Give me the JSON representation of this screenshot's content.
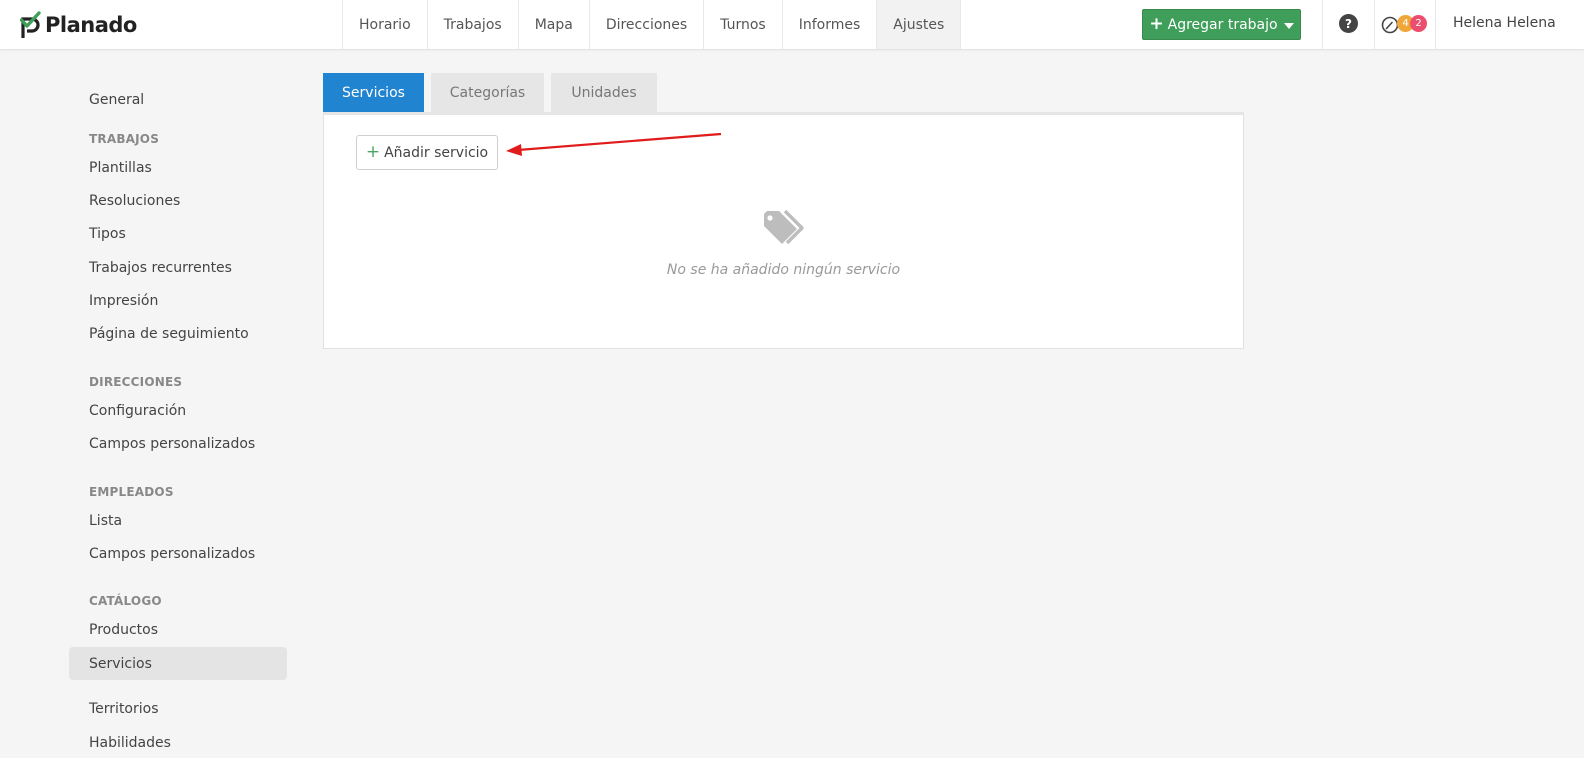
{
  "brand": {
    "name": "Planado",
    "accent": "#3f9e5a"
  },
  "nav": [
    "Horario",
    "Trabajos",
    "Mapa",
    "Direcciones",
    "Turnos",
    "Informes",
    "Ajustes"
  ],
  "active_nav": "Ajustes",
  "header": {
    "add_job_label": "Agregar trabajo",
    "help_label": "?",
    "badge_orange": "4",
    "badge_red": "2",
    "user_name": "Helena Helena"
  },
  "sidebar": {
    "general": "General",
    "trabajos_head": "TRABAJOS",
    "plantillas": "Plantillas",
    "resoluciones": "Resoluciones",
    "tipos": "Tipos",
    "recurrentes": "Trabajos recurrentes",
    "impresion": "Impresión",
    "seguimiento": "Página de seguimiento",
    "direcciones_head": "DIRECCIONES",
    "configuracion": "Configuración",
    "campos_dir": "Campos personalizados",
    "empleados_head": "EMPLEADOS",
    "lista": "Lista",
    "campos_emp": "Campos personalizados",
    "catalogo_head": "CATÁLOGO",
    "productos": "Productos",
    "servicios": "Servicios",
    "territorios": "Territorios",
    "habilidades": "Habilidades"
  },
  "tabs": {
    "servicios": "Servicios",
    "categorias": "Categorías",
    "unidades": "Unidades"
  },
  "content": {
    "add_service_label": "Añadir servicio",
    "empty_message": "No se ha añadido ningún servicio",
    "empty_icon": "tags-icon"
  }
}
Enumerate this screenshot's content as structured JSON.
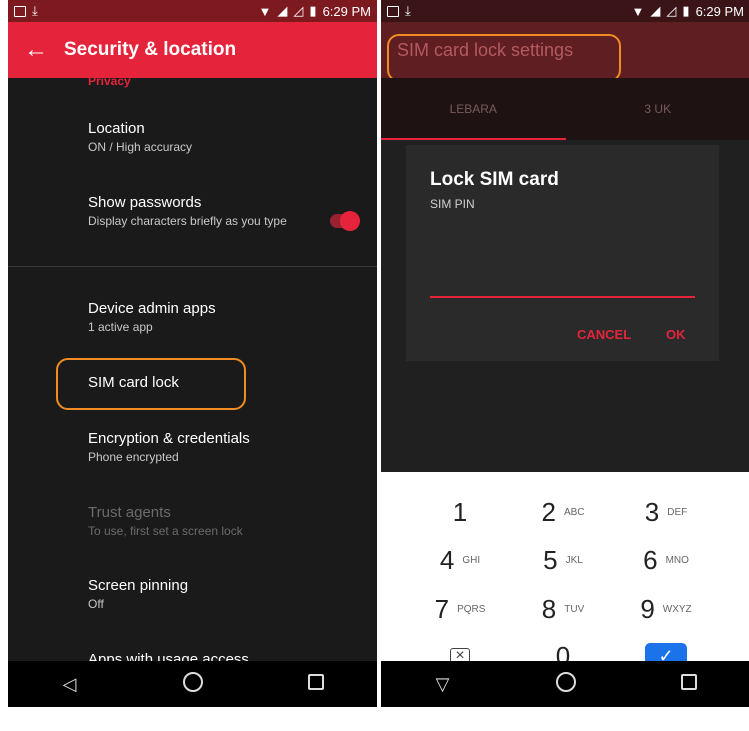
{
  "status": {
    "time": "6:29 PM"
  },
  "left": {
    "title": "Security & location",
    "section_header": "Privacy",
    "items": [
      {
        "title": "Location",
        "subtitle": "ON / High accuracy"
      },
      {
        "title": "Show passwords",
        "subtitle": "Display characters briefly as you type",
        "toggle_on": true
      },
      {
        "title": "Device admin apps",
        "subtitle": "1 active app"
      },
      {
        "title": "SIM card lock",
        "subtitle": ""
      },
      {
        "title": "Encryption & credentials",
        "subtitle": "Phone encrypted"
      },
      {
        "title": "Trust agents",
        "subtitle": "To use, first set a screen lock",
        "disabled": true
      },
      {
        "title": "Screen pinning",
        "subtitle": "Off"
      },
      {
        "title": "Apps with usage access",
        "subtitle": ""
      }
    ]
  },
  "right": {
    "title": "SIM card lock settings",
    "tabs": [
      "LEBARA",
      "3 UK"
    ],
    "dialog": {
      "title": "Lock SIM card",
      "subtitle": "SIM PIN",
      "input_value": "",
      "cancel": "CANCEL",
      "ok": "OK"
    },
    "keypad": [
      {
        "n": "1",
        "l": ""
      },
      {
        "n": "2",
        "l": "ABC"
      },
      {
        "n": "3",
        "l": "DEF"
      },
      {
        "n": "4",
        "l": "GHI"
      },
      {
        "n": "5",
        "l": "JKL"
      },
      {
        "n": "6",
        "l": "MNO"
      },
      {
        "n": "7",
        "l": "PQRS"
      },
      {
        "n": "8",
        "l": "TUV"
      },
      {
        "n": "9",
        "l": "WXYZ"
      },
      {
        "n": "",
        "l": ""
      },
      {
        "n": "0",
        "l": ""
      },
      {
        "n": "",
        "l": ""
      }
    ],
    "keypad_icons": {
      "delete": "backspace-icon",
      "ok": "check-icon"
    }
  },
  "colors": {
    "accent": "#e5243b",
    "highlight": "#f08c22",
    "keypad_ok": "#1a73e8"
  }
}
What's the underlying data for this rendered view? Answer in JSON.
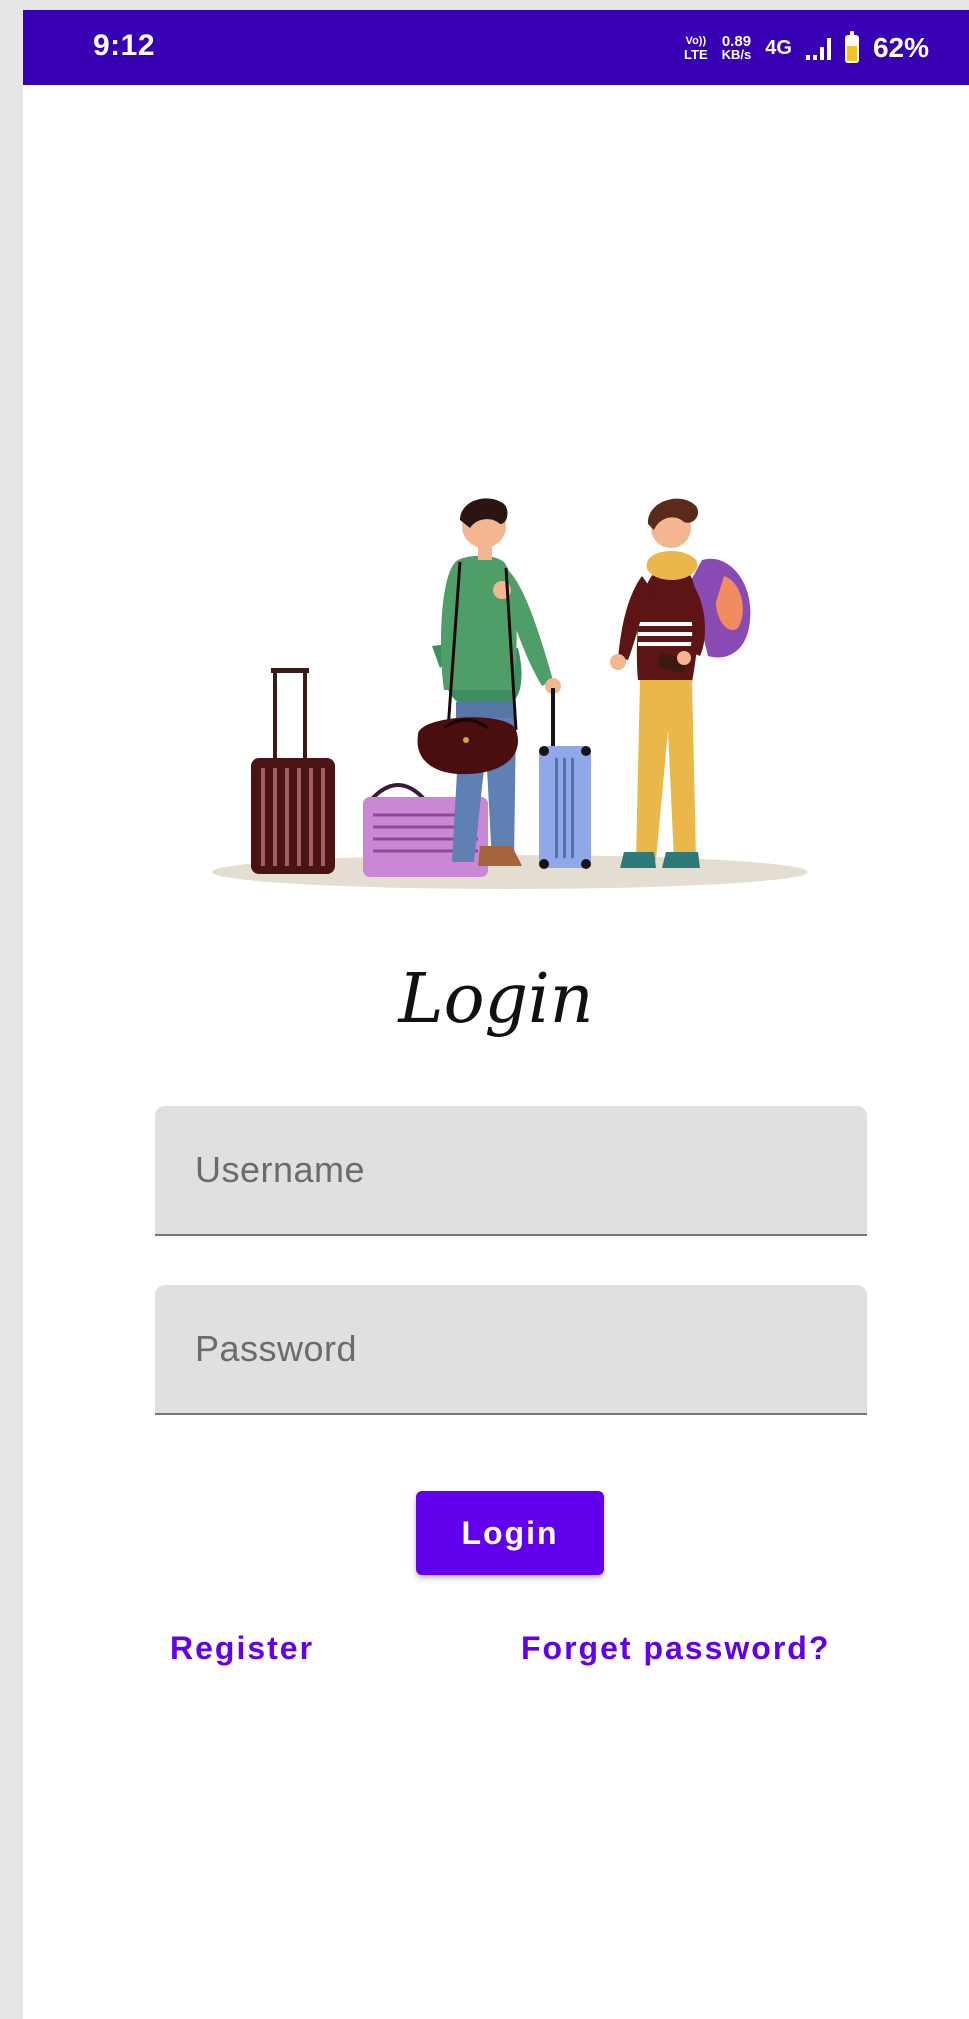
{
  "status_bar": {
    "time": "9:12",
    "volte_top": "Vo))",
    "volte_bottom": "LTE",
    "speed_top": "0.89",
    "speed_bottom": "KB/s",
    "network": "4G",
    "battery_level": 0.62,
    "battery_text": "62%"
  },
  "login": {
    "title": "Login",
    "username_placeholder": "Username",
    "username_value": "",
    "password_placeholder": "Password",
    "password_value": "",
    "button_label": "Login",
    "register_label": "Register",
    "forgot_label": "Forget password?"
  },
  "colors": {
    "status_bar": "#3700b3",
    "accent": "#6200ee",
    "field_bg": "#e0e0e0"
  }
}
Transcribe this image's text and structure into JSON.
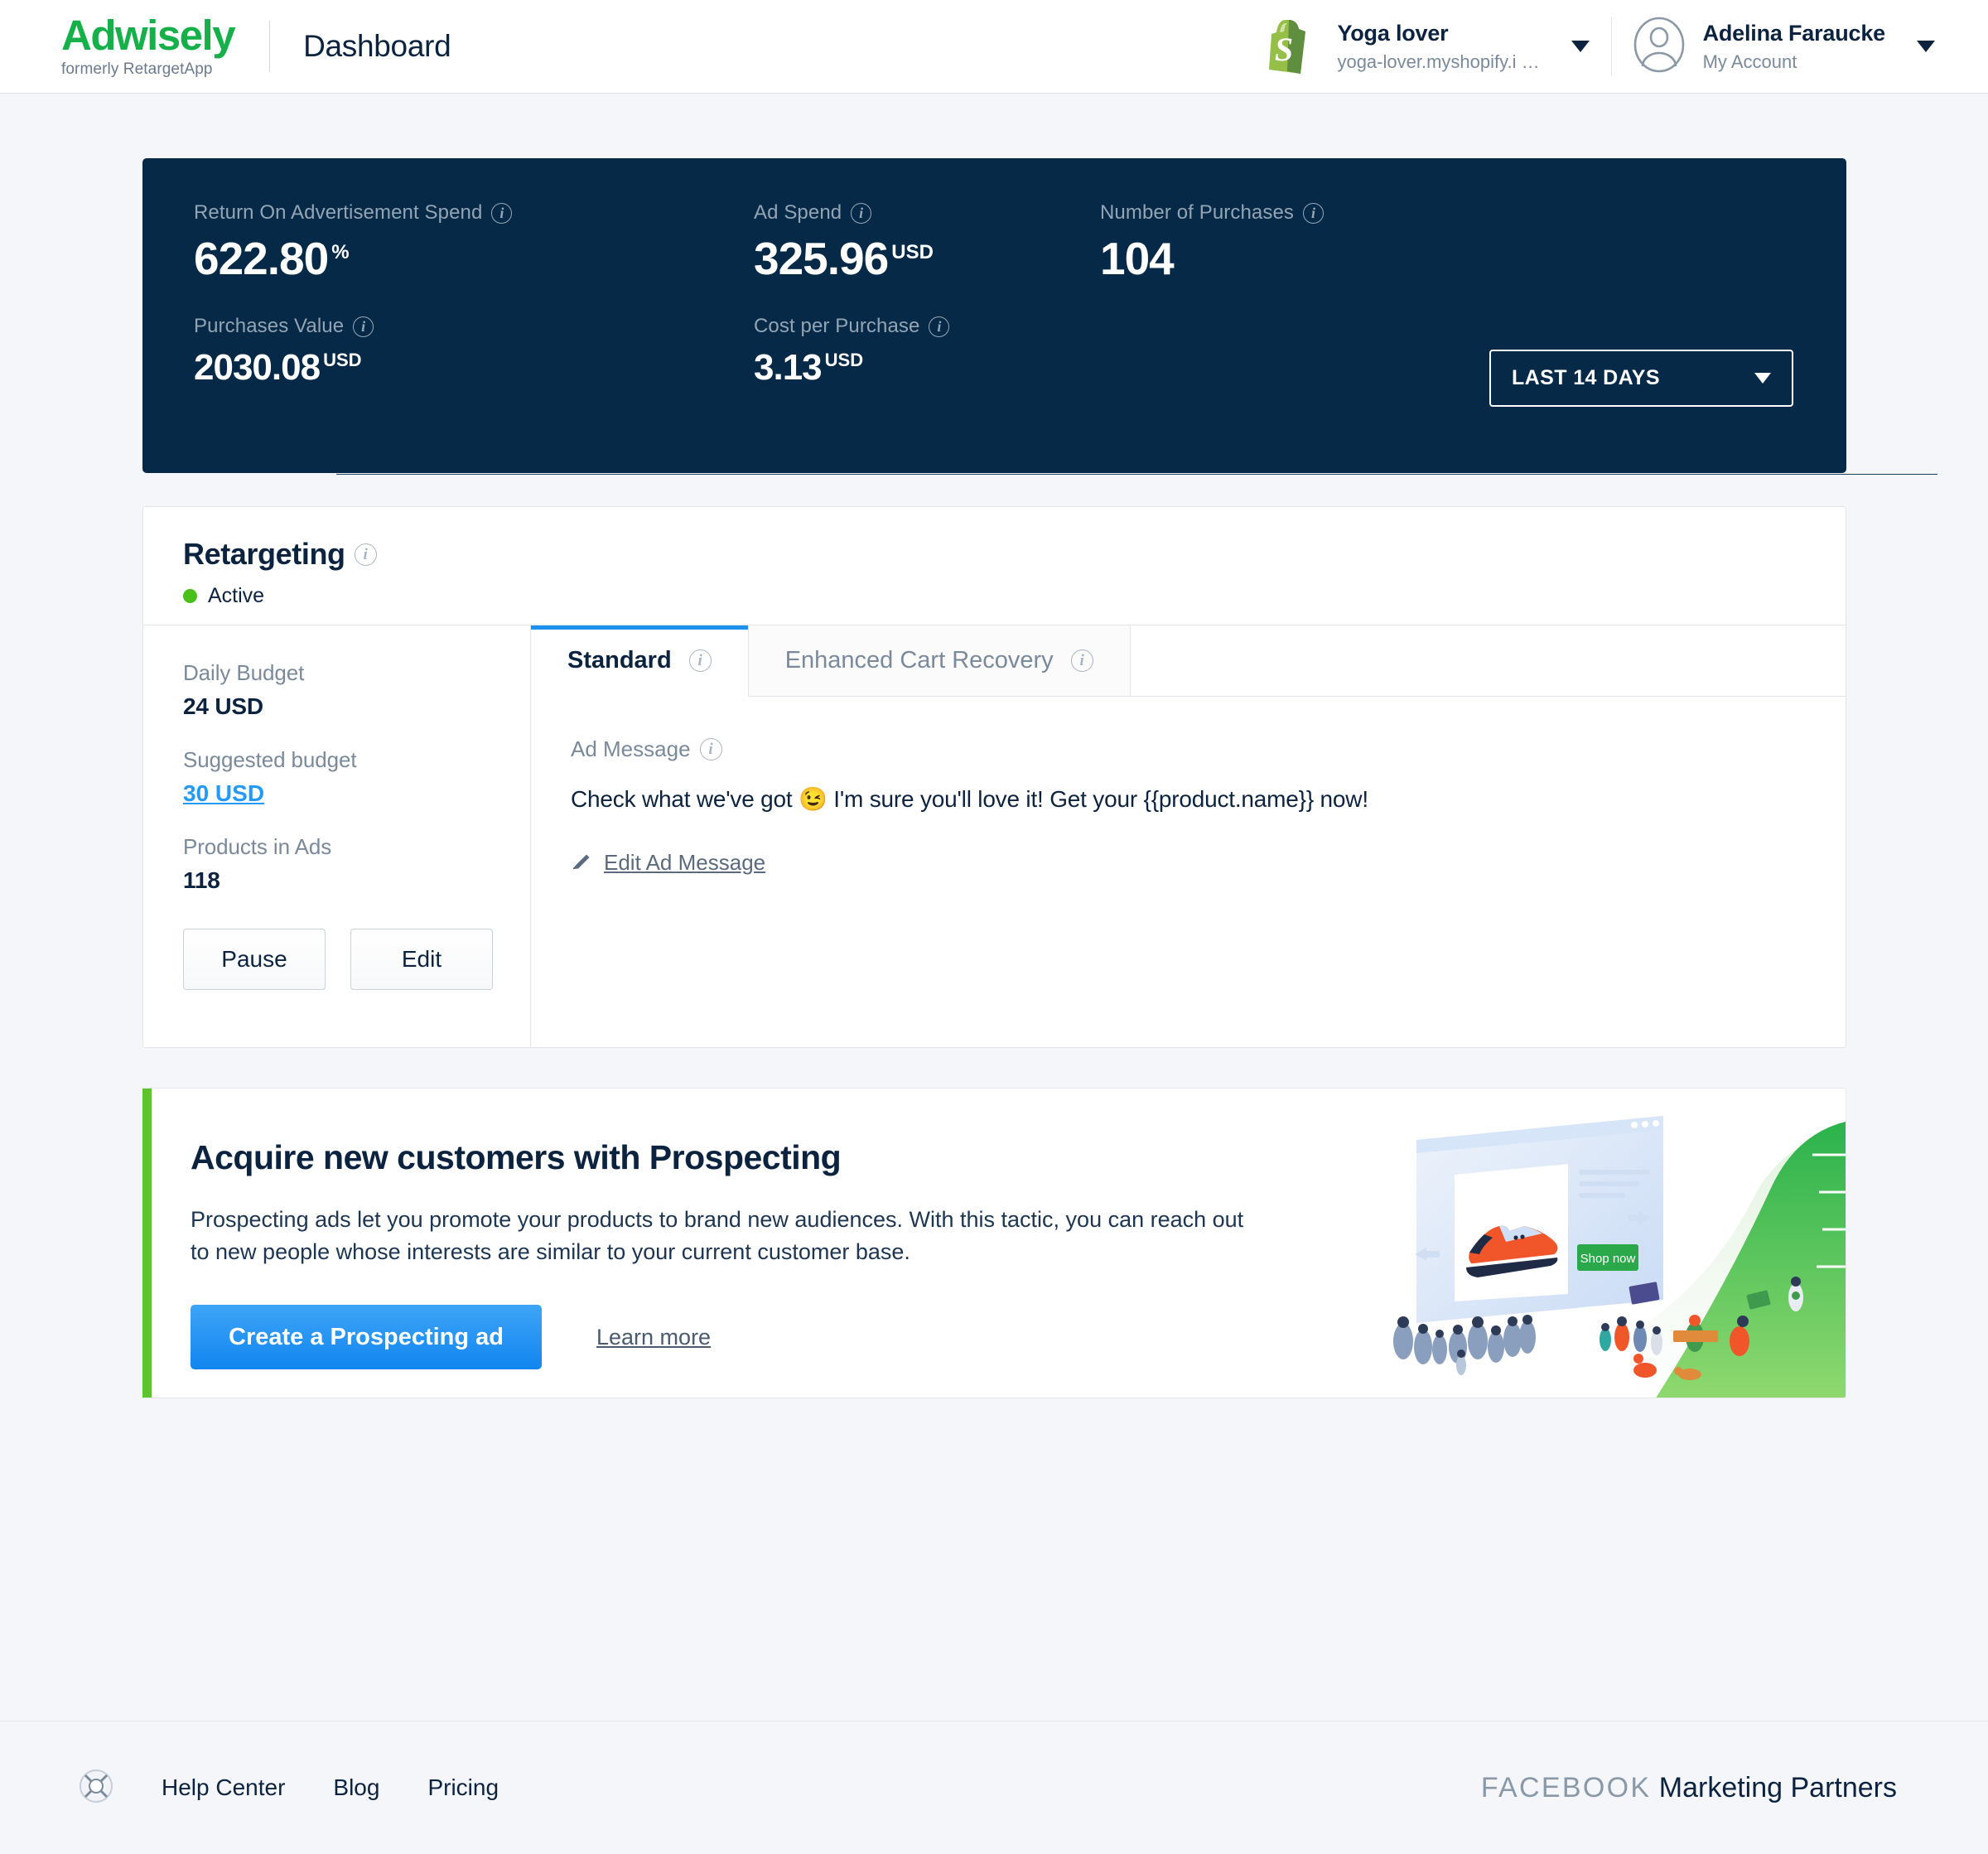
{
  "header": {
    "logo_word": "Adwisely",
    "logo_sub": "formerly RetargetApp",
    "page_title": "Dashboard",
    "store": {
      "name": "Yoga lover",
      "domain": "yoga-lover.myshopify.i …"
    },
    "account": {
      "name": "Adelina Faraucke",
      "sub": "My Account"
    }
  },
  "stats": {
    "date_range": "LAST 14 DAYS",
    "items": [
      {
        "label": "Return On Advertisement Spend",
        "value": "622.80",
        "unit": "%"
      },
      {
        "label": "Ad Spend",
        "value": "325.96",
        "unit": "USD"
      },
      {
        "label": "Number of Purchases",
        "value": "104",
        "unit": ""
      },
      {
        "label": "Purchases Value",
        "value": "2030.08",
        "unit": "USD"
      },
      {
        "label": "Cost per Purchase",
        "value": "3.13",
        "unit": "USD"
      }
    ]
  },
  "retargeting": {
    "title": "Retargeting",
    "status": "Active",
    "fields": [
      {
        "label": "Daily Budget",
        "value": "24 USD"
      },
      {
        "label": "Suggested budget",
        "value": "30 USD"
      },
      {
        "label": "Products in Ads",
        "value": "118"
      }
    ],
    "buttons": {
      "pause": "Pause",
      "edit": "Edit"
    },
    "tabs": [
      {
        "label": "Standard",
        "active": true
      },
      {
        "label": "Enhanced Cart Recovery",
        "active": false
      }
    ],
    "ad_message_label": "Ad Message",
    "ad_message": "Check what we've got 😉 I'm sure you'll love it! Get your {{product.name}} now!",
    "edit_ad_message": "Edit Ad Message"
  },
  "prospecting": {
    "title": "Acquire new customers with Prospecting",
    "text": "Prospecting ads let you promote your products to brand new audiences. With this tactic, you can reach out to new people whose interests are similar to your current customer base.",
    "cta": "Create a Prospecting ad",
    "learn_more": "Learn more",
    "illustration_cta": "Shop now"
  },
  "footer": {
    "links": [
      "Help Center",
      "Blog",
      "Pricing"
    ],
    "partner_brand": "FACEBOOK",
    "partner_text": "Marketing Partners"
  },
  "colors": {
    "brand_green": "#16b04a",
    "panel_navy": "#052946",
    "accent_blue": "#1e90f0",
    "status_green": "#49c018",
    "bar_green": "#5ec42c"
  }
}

• [EXERCISE DIRECTIONS]:
Pick out the lines containing the string "Purchases" and show them.

• [WORKED SOLUTION]:
        "label": "Number of Purchases",
        "label": "Purchases Value",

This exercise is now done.